▶ [Direction] Set down each record exactly as written.

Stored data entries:
※
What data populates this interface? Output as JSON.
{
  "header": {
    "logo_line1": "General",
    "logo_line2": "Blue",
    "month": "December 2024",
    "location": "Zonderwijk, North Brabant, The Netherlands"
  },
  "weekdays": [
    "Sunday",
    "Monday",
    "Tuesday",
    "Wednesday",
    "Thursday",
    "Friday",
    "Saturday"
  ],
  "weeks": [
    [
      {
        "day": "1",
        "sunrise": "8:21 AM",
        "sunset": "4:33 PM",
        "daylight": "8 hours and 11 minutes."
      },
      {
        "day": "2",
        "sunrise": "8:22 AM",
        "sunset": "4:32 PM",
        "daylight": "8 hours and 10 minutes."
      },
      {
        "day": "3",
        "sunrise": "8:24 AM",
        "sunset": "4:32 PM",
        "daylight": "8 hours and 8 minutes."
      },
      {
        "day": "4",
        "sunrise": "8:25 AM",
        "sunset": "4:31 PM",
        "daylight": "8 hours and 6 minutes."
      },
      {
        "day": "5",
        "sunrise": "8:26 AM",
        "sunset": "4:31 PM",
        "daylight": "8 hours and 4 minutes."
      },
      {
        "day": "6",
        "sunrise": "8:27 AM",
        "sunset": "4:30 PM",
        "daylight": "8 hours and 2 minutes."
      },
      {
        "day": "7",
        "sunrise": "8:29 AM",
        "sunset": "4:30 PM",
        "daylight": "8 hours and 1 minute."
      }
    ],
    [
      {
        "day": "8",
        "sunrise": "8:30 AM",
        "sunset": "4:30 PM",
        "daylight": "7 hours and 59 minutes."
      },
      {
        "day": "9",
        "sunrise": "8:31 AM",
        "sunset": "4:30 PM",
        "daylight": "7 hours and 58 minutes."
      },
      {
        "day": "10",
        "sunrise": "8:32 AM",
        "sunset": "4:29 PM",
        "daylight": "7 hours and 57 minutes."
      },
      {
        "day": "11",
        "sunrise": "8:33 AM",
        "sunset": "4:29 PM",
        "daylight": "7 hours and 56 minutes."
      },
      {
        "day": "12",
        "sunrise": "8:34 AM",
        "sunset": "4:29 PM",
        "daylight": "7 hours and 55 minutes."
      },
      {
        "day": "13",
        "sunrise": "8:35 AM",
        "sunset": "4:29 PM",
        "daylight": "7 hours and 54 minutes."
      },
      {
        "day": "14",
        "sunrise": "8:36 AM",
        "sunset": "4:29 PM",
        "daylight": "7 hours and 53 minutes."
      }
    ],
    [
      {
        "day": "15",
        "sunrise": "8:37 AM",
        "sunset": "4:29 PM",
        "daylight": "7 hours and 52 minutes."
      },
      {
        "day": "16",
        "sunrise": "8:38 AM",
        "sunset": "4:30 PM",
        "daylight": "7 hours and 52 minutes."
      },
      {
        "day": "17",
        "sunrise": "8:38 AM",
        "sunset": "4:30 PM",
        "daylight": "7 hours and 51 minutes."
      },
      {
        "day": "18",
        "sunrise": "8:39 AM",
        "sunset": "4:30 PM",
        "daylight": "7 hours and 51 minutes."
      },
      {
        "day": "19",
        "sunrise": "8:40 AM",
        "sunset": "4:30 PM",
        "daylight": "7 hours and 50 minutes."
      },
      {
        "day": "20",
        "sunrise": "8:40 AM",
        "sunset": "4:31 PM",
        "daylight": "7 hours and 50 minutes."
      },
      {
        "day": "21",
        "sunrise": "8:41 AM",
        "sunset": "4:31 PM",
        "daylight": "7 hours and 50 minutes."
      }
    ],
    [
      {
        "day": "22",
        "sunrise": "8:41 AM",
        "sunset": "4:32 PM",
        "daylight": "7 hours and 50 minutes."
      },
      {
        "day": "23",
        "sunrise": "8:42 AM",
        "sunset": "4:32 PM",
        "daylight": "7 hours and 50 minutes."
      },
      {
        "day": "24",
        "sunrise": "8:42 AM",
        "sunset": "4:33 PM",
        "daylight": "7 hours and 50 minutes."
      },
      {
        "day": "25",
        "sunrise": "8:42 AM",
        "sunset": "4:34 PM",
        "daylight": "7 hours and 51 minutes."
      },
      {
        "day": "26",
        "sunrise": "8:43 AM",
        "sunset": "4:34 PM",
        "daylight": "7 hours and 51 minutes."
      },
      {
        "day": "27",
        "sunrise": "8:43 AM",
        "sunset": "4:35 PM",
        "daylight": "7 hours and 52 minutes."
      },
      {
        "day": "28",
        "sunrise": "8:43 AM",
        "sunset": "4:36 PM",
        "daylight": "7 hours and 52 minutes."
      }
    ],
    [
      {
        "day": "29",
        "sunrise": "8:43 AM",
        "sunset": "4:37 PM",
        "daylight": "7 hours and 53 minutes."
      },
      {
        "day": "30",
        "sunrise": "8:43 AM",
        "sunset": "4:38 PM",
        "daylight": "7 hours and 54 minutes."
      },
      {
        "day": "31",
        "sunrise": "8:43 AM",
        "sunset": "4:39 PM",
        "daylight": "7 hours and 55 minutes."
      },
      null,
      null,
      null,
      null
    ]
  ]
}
※
▶ [Task answer]
What data populates this interface? Output as JSON.
{
  "header": {
    "logo_line1": "General",
    "logo_line2": "Blue",
    "month": "December 2024",
    "location": "Zonderwijk, North Brabant, The Netherlands"
  },
  "weekdays": [
    "Sunday",
    "Monday",
    "Tuesday",
    "Wednesday",
    "Thursday",
    "Friday",
    "Saturday"
  ],
  "weeks": [
    [
      {
        "day": "1",
        "sunrise": "8:21 AM",
        "sunset": "4:33 PM",
        "daylight": "8 hours and 11 minutes."
      },
      {
        "day": "2",
        "sunrise": "8:22 AM",
        "sunset": "4:32 PM",
        "daylight": "8 hours and 10 minutes."
      },
      {
        "day": "3",
        "sunrise": "8:24 AM",
        "sunset": "4:32 PM",
        "daylight": "8 hours and 8 minutes."
      },
      {
        "day": "4",
        "sunrise": "8:25 AM",
        "sunset": "4:31 PM",
        "daylight": "8 hours and 6 minutes."
      },
      {
        "day": "5",
        "sunrise": "8:26 AM",
        "sunset": "4:31 PM",
        "daylight": "8 hours and 4 minutes."
      },
      {
        "day": "6",
        "sunrise": "8:27 AM",
        "sunset": "4:30 PM",
        "daylight": "8 hours and 2 minutes."
      },
      {
        "day": "7",
        "sunrise": "8:29 AM",
        "sunset": "4:30 PM",
        "daylight": "8 hours and 1 minute."
      }
    ],
    [
      {
        "day": "8",
        "sunrise": "8:30 AM",
        "sunset": "4:30 PM",
        "daylight": "7 hours and 59 minutes."
      },
      {
        "day": "9",
        "sunrise": "8:31 AM",
        "sunset": "4:30 PM",
        "daylight": "7 hours and 58 minutes."
      },
      {
        "day": "10",
        "sunrise": "8:32 AM",
        "sunset": "4:29 PM",
        "daylight": "7 hours and 57 minutes."
      },
      {
        "day": "11",
        "sunrise": "8:33 AM",
        "sunset": "4:29 PM",
        "daylight": "7 hours and 56 minutes."
      },
      {
        "day": "12",
        "sunrise": "8:34 AM",
        "sunset": "4:29 PM",
        "daylight": "7 hours and 55 minutes."
      },
      {
        "day": "13",
        "sunrise": "8:35 AM",
        "sunset": "4:29 PM",
        "daylight": "7 hours and 54 minutes."
      },
      {
        "day": "14",
        "sunrise": "8:36 AM",
        "sunset": "4:29 PM",
        "daylight": "7 hours and 53 minutes."
      }
    ],
    [
      {
        "day": "15",
        "sunrise": "8:37 AM",
        "sunset": "4:29 PM",
        "daylight": "7 hours and 52 minutes."
      },
      {
        "day": "16",
        "sunrise": "8:38 AM",
        "sunset": "4:30 PM",
        "daylight": "7 hours and 52 minutes."
      },
      {
        "day": "17",
        "sunrise": "8:38 AM",
        "sunset": "4:30 PM",
        "daylight": "7 hours and 51 minutes."
      },
      {
        "day": "18",
        "sunrise": "8:39 AM",
        "sunset": "4:30 PM",
        "daylight": "7 hours and 51 minutes."
      },
      {
        "day": "19",
        "sunrise": "8:40 AM",
        "sunset": "4:30 PM",
        "daylight": "7 hours and 50 minutes."
      },
      {
        "day": "20",
        "sunrise": "8:40 AM",
        "sunset": "4:31 PM",
        "daylight": "7 hours and 50 minutes."
      },
      {
        "day": "21",
        "sunrise": "8:41 AM",
        "sunset": "4:31 PM",
        "daylight": "7 hours and 50 minutes."
      }
    ],
    [
      {
        "day": "22",
        "sunrise": "8:41 AM",
        "sunset": "4:32 PM",
        "daylight": "7 hours and 50 minutes."
      },
      {
        "day": "23",
        "sunrise": "8:42 AM",
        "sunset": "4:32 PM",
        "daylight": "7 hours and 50 minutes."
      },
      {
        "day": "24",
        "sunrise": "8:42 AM",
        "sunset": "4:33 PM",
        "daylight": "7 hours and 50 minutes."
      },
      {
        "day": "25",
        "sunrise": "8:42 AM",
        "sunset": "4:34 PM",
        "daylight": "7 hours and 51 minutes."
      },
      {
        "day": "26",
        "sunrise": "8:43 AM",
        "sunset": "4:34 PM",
        "daylight": "7 hours and 51 minutes."
      },
      {
        "day": "27",
        "sunrise": "8:43 AM",
        "sunset": "4:35 PM",
        "daylight": "7 hours and 52 minutes."
      },
      {
        "day": "28",
        "sunrise": "8:43 AM",
        "sunset": "4:36 PM",
        "daylight": "7 hours and 52 minutes."
      }
    ],
    [
      {
        "day": "29",
        "sunrise": "8:43 AM",
        "sunset": "4:37 PM",
        "daylight": "7 hours and 53 minutes."
      },
      {
        "day": "30",
        "sunrise": "8:43 AM",
        "sunset": "4:38 PM",
        "daylight": "7 hours and 54 minutes."
      },
      {
        "day": "31",
        "sunrise": "8:43 AM",
        "sunset": "4:39 PM",
        "daylight": "7 hours and 55 minutes."
      },
      null,
      null,
      null,
      null
    ]
  ]
}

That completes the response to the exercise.